:: Data

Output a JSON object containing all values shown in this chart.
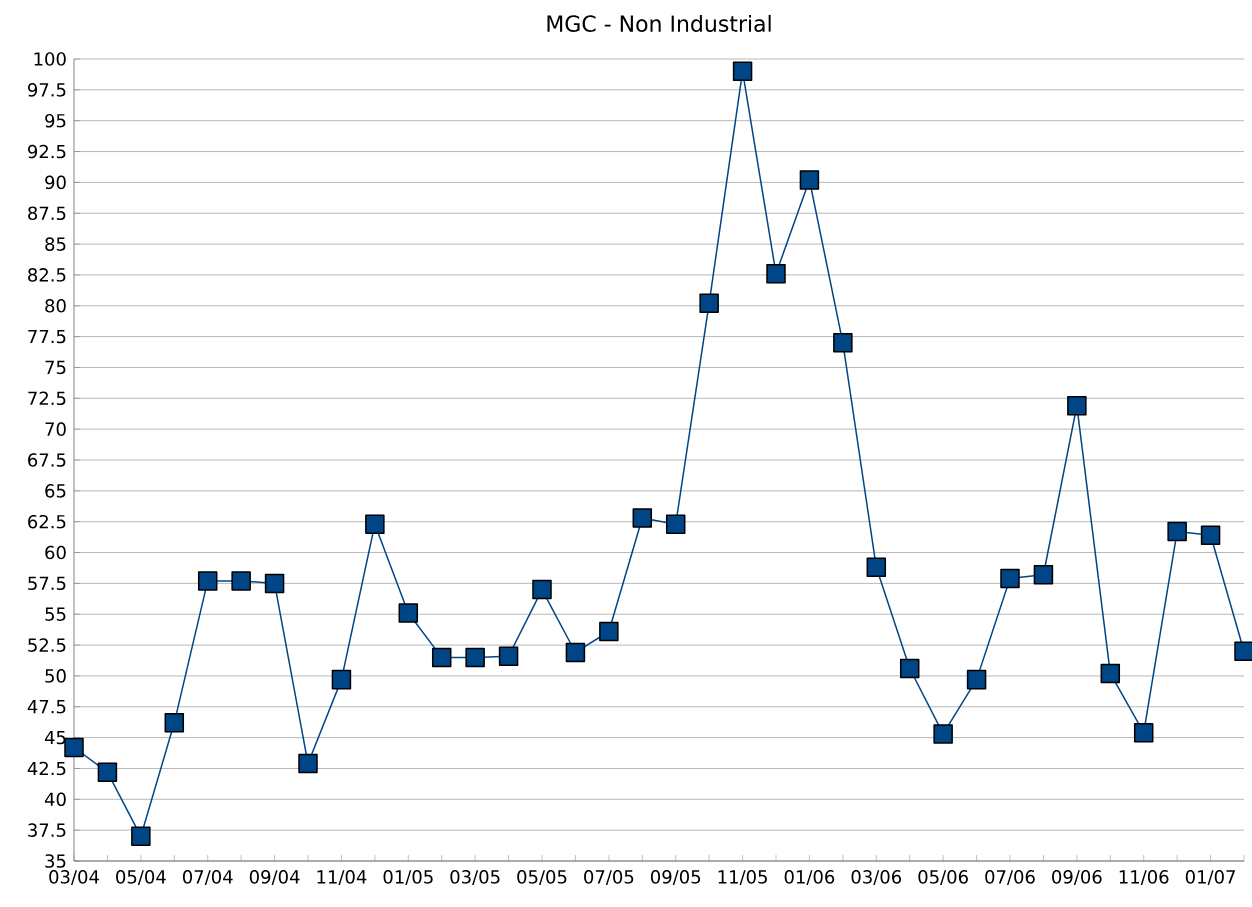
{
  "chart_data": {
    "type": "line",
    "title": "MGC - Non Industrial",
    "categories": [
      "03/04",
      null,
      "05/04",
      null,
      "07/04",
      null,
      "09/04",
      null,
      "11/04",
      null,
      "01/05",
      null,
      "03/05",
      null,
      "05/05",
      null,
      "07/05",
      null,
      "09/05",
      null,
      "11/05",
      null,
      "01/06",
      null,
      "03/06",
      null,
      "05/06",
      null,
      "07/06",
      null,
      "09/06",
      null,
      "11/06",
      null,
      "01/07",
      null
    ],
    "series": [
      {
        "color": "#004586",
        "values": [
          44.2,
          42.2,
          37.0,
          46.2,
          57.7,
          57.7,
          57.5,
          42.9,
          49.7,
          62.3,
          55.1,
          51.5,
          51.5,
          51.6,
          57.0,
          51.9,
          53.6,
          62.8,
          62.3,
          80.2,
          99.0,
          82.6,
          90.2,
          77.0,
          58.8,
          50.6,
          45.3,
          49.7,
          57.9,
          58.2,
          71.9,
          50.2,
          45.4,
          61.7,
          61.4,
          52.0
        ]
      }
    ],
    "ylim": [
      35,
      100
    ],
    "yticks": [
      35,
      37.5,
      40,
      42.5,
      45,
      47.5,
      50,
      52.5,
      55,
      57.5,
      60,
      62.5,
      65,
      67.5,
      70,
      72.5,
      75,
      77.5,
      80,
      82.5,
      85,
      87.5,
      90,
      92.5,
      95,
      97.5,
      100
    ],
    "grid": "y",
    "marker": "square",
    "line_style": "solid"
  }
}
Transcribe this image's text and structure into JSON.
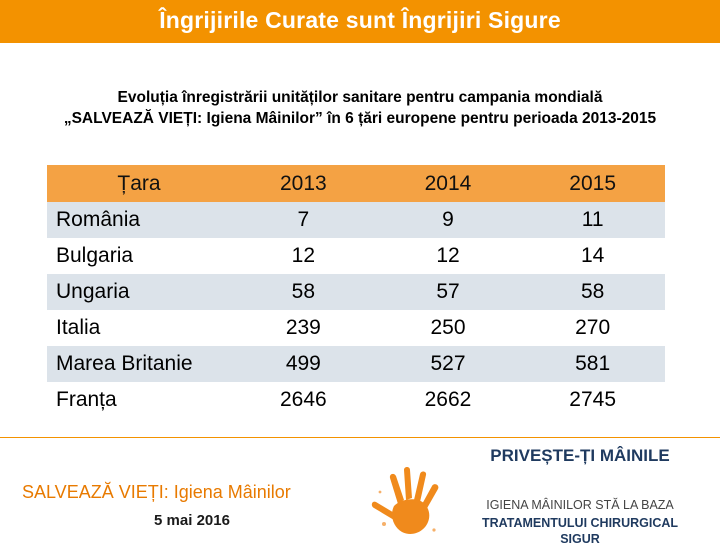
{
  "header": {
    "title": "Îngrijirile Curate sunt Îngrijiri Sigure"
  },
  "subtitle": {
    "line1": "Evoluția înregistrării unităților sanitare pentru campania mondială",
    "line2": "„SALVEAZĂ VIEȚI: Igiena Mâinilor” în 6 țări europene pentru perioada 2013-2015"
  },
  "table": {
    "columns": [
      "Țara",
      "2013",
      "2014",
      "2015"
    ],
    "rows": [
      {
        "country": "România",
        "y2013": "7",
        "y2014": "9",
        "y2015": "11"
      },
      {
        "country": "Bulgaria",
        "y2013": "12",
        "y2014": "12",
        "y2015": "14"
      },
      {
        "country": "Ungaria",
        "y2013": "58",
        "y2014": "57",
        "y2015": "58"
      },
      {
        "country": "Italia",
        "y2013": "239",
        "y2014": "250",
        "y2015": "270"
      },
      {
        "country": "Marea Britanie",
        "y2013": "499",
        "y2014": "527",
        "y2015": "581"
      },
      {
        "country": "Franța",
        "y2013": "2646",
        "y2014": "2662",
        "y2015": "2745"
      }
    ]
  },
  "footer": {
    "left_title": "SALVEAZĂ VIEȚI: Igiena Mâinilor",
    "date": "5 mai 2016",
    "right_title": "PRIVEȘTE-ȚI MÂINILE",
    "right_line1": "IGIENA MÂINILOR STĂ LA BAZA",
    "right_line2": "TRATAMENTULUI CHIRURGICAL",
    "right_line3": "SIGUR"
  },
  "colors": {
    "accent": "#f39200",
    "header_row": "#f4a244",
    "stripe": "#dce3ea",
    "navy": "#1f3a5f"
  }
}
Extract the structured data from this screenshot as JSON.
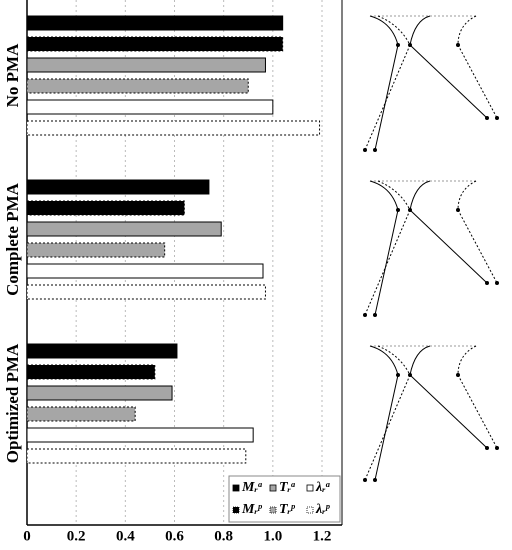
{
  "chart_data": {
    "type": "barh",
    "categories": [
      "No PMA",
      "Complete PMA",
      "Optimized PMA"
    ],
    "series": [
      {
        "name": "Mᵣᵃ",
        "color": "#000000",
        "border": "solid",
        "values": [
          1.04,
          0.74,
          0.61
        ]
      },
      {
        "name": "Mᵣᵖ",
        "color": "#000000",
        "border": "dotted",
        "values": [
          1.04,
          0.64,
          0.52
        ]
      },
      {
        "name": "Tᵣᵃ",
        "color": "#a6a6a6",
        "border": "solid",
        "values": [
          0.97,
          0.79,
          0.59
        ]
      },
      {
        "name": "Tᵣᵖ",
        "color": "#a6a6a6",
        "border": "dotted",
        "values": [
          0.9,
          0.56,
          0.44
        ]
      },
      {
        "name": "λᵣᵃ",
        "color": "#ffffff",
        "border": "solid",
        "values": [
          1.0,
          0.96,
          0.92
        ]
      },
      {
        "name": "λᵣᵖ",
        "color": "#ffffff",
        "border": "dotted",
        "values": [
          1.19,
          0.97,
          0.89
        ]
      }
    ],
    "xlim": [
      0,
      1.2
    ],
    "xticks": [
      0,
      0.2,
      0.4,
      0.6,
      0.8,
      {
        "value": 1.0,
        "label": "1.0"
      },
      1.2
    ],
    "grid": true,
    "legend": "lower right"
  }
}
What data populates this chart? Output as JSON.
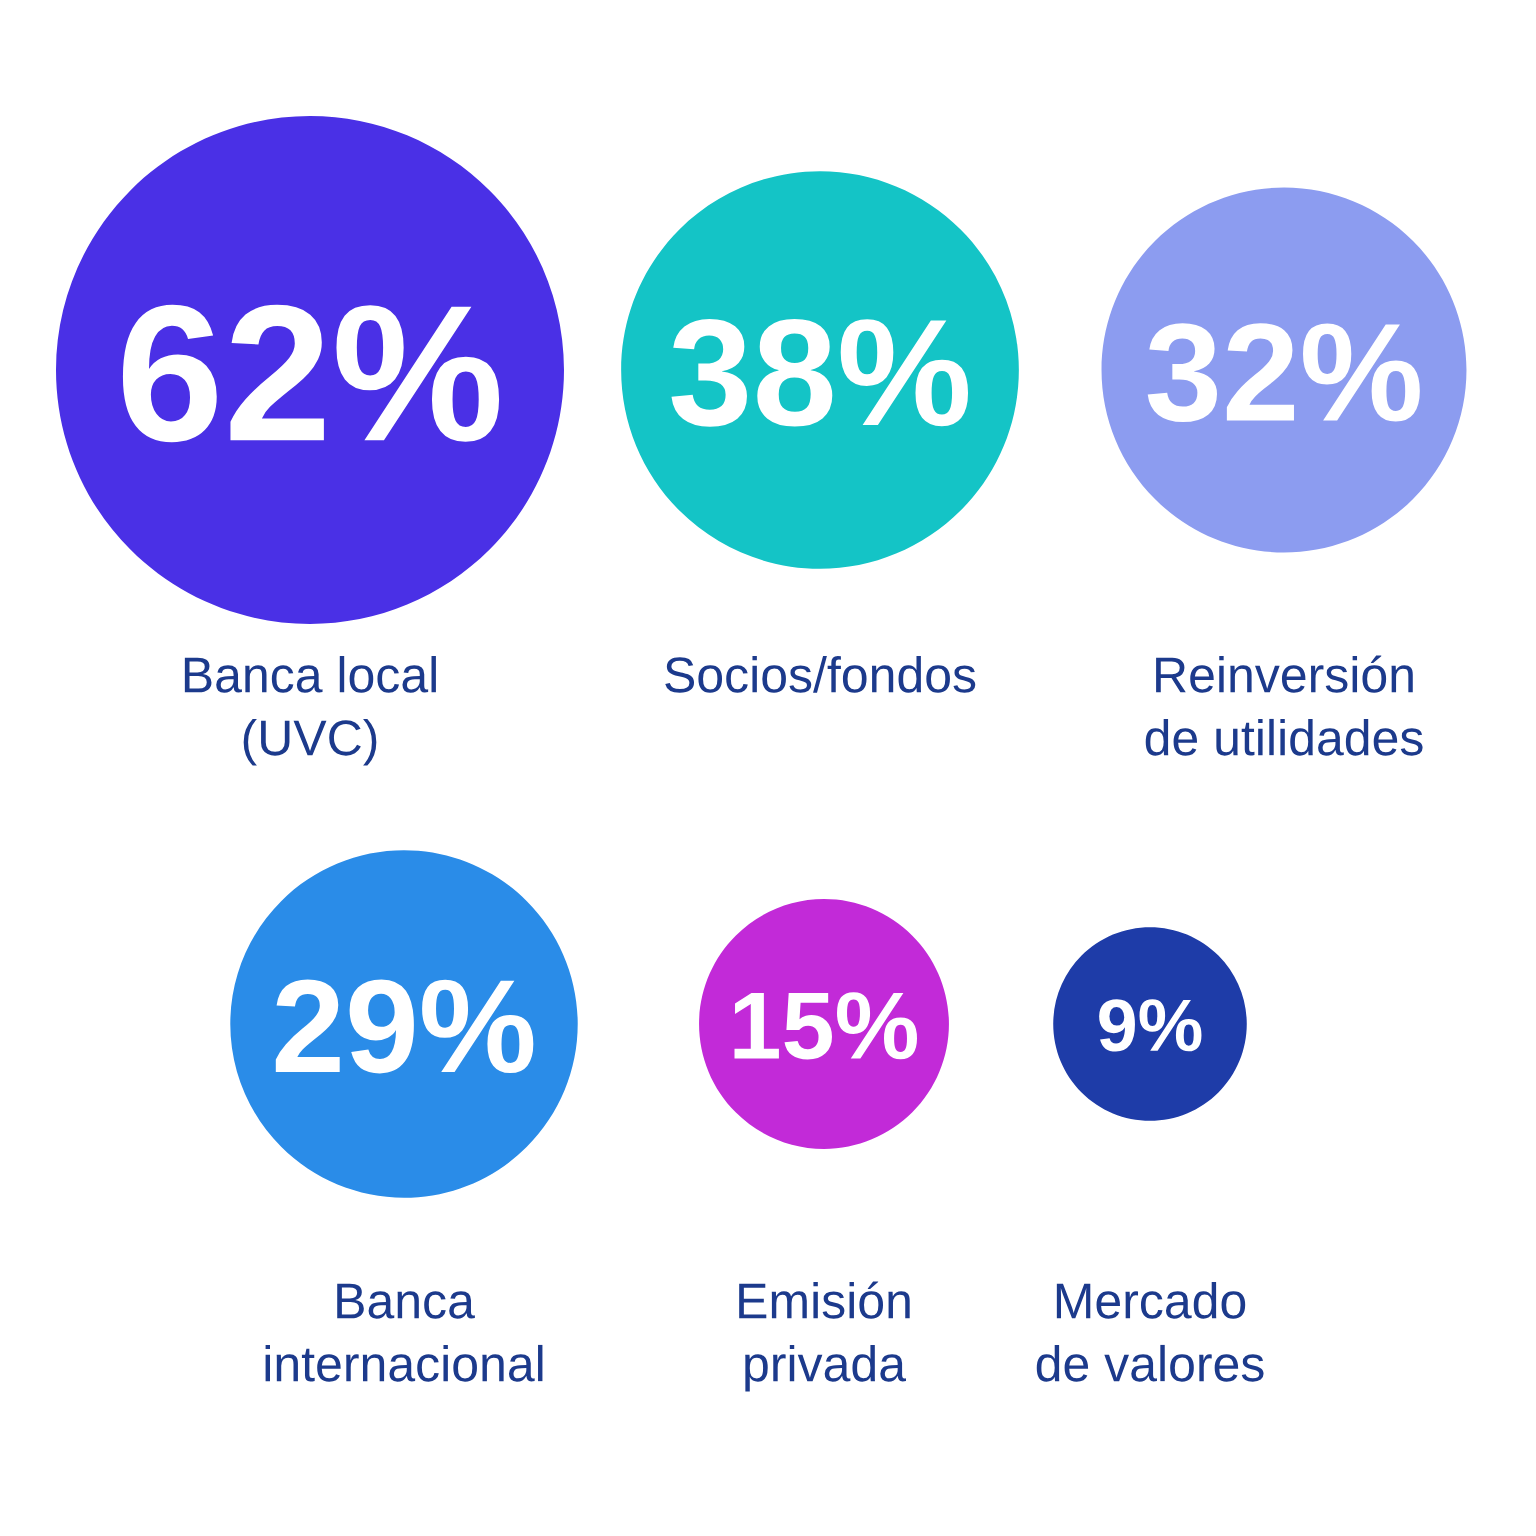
{
  "chart_data": {
    "type": "other",
    "categories": [
      "Banca local\n(UVC)",
      "Socios/fondos",
      "Reinversión\nde utilidades",
      "Banca\ninternacional",
      "Emisión\nprivada",
      "Mercado\nde valores"
    ],
    "values": [
      62,
      38,
      32,
      29,
      15,
      9
    ],
    "value_labels": [
      "62%",
      "38%",
      "32%",
      "29%",
      "15%",
      "9%"
    ],
    "colors": [
      "#4a30e6",
      "#14c4c6",
      "#8c9cf0",
      "#2a8ce8",
      "#c22ad8",
      "#1e3ca8"
    ]
  }
}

::::

Directive
Nothing in the entries above should change when they are printed again, except that the pictures are dropped.

Reply to the task
Output a JSON object containing all values shown in this chart.
{
  "chart_data": {
    "type": "line",
    "title": "MGC - Non Industrial",
    "categories": [
      "03/04",
      null,
      "05/04",
      null,
      "07/04",
      null,
      "09/04",
      null,
      "11/04",
      null,
      "01/05",
      null,
      "03/05",
      null,
      "05/05",
      null,
      "07/05",
      null,
      "09/05",
      null,
      "11/05",
      null,
      "01/06",
      null,
      "03/06",
      null,
      "05/06",
      null,
      "07/06",
      null,
      "09/06",
      null,
      "11/06",
      null,
      "01/07",
      null
    ],
    "series": [
      {
        "color": "#004586",
        "values": [
          44.2,
          42.2,
          37.0,
          46.2,
          57.7,
          57.7,
          57.5,
          42.9,
          49.7,
          62.3,
          55.1,
          51.5,
          51.5,
          51.6,
          57.0,
          51.9,
          53.6,
          62.8,
          62.3,
          80.2,
          99.0,
          82.6,
          90.2,
          77.0,
          58.8,
          50.6,
          45.3,
          49.7,
          57.9,
          58.2,
          71.9,
          50.2,
          45.4,
          61.7,
          61.4,
          52.0
        ]
      }
    ],
    "ylim": [
      35,
      100
    ],
    "yticks": [
      35,
      37.5,
      40,
      42.5,
      45,
      47.5,
      50,
      52.5,
      55,
      57.5,
      60,
      62.5,
      65,
      67.5,
      70,
      72.5,
      75,
      77.5,
      80,
      82.5,
      85,
      87.5,
      90,
      92.5,
      95,
      97.5,
      100
    ],
    "grid": "y",
    "marker": "square",
    "line_style": "solid"
  }
}
Transcribe this image's text and structure into JSON.
{
  "header": {
    "title": "Îngrijirile Curate sunt Îngrijiri Sigure"
  },
  "subtitle": {
    "line1": "Evoluția înregistrării unităților sanitare pentru campania mondială",
    "line2": "„SALVEAZĂ VIEȚI: Igiena Mâinilor” în 6 țări europene pentru perioada 2013-2015"
  },
  "table": {
    "columns": [
      "Țara",
      "2013",
      "2014",
      "2015"
    ],
    "rows": [
      {
        "country": "România",
        "y2013": "7",
        "y2014": "9",
        "y2015": "11"
      },
      {
        "country": "Bulgaria",
        "y2013": "12",
        "y2014": "12",
        "y2015": "14"
      },
      {
        "country": "Ungaria",
        "y2013": "58",
        "y2014": "57",
        "y2015": "58"
      },
      {
        "country": "Italia",
        "y2013": "239",
        "y2014": "250",
        "y2015": "270"
      },
      {
        "country": "Marea Britanie",
        "y2013": "499",
        "y2014": "527",
        "y2015": "581"
      },
      {
        "country": "Franța",
        "y2013": "2646",
        "y2014": "2662",
        "y2015": "2745"
      }
    ]
  },
  "footer": {
    "left_title": "SALVEAZĂ VIEȚI: Igiena Mâinilor",
    "date": "5 mai 2016",
    "right_title": "PRIVEȘTE-ȚI MÂINILE",
    "right_line1": "IGIENA MÂINILOR STĂ LA BAZA",
    "right_line2": "TRATAMENTULUI CHIRURGICAL",
    "right_line3": "SIGUR"
  },
  "colors": {
    "accent": "#f39200",
    "header_row": "#f4a244",
    "stripe": "#dce3ea",
    "navy": "#1f3a5f"
  }
}
Extract the structured data from this screenshot as JSON.
{
  "chart_data": {
    "type": "barh",
    "categories": [
      "No PMA",
      "Complete PMA",
      "Optimized PMA"
    ],
    "series": [
      {
        "name": "Mᵣᵃ",
        "color": "#000000",
        "border": "solid",
        "values": [
          1.04,
          0.74,
          0.61
        ]
      },
      {
        "name": "Mᵣᵖ",
        "color": "#000000",
        "border": "dotted",
        "values": [
          1.04,
          0.64,
          0.52
        ]
      },
      {
        "name": "Tᵣᵃ",
        "color": "#a6a6a6",
        "border": "solid",
        "values": [
          0.97,
          0.79,
          0.59
        ]
      },
      {
        "name": "Tᵣᵖ",
        "color": "#a6a6a6",
        "border": "dotted",
        "values": [
          0.9,
          0.56,
          0.44
        ]
      },
      {
        "name": "λᵣᵃ",
        "color": "#ffffff",
        "border": "solid",
        "values": [
          1.0,
          0.96,
          0.92
        ]
      },
      {
        "name": "λᵣᵖ",
        "color": "#ffffff",
        "border": "dotted",
        "values": [
          1.19,
          0.97,
          0.89
        ]
      }
    ],
    "xlim": [
      0,
      1.2
    ],
    "xticks": [
      0,
      0.2,
      0.4,
      0.6,
      0.8,
      {
        "value": 1.0,
        "label": "1.0"
      },
      1.2
    ],
    "grid": true,
    "legend": "lower right"
  }
}
What data populates this chart? Output as JSON.
{
  "chart_data": {
    "type": "other",
    "categories": [
      "Banca local\n(UVC)",
      "Socios/fondos",
      "Reinversión\nde utilidades",
      "Banca\ninternacional",
      "Emisión\nprivada",
      "Mercado\nde valores"
    ],
    "values": [
      62,
      38,
      32,
      29,
      15,
      9
    ],
    "value_labels": [
      "62%",
      "38%",
      "32%",
      "29%",
      "15%",
      "9%"
    ],
    "colors": [
      "#4a30e6",
      "#14c4c6",
      "#8c9cf0",
      "#2a8ce8",
      "#c22ad8",
      "#1e3ca8"
    ]
  }
}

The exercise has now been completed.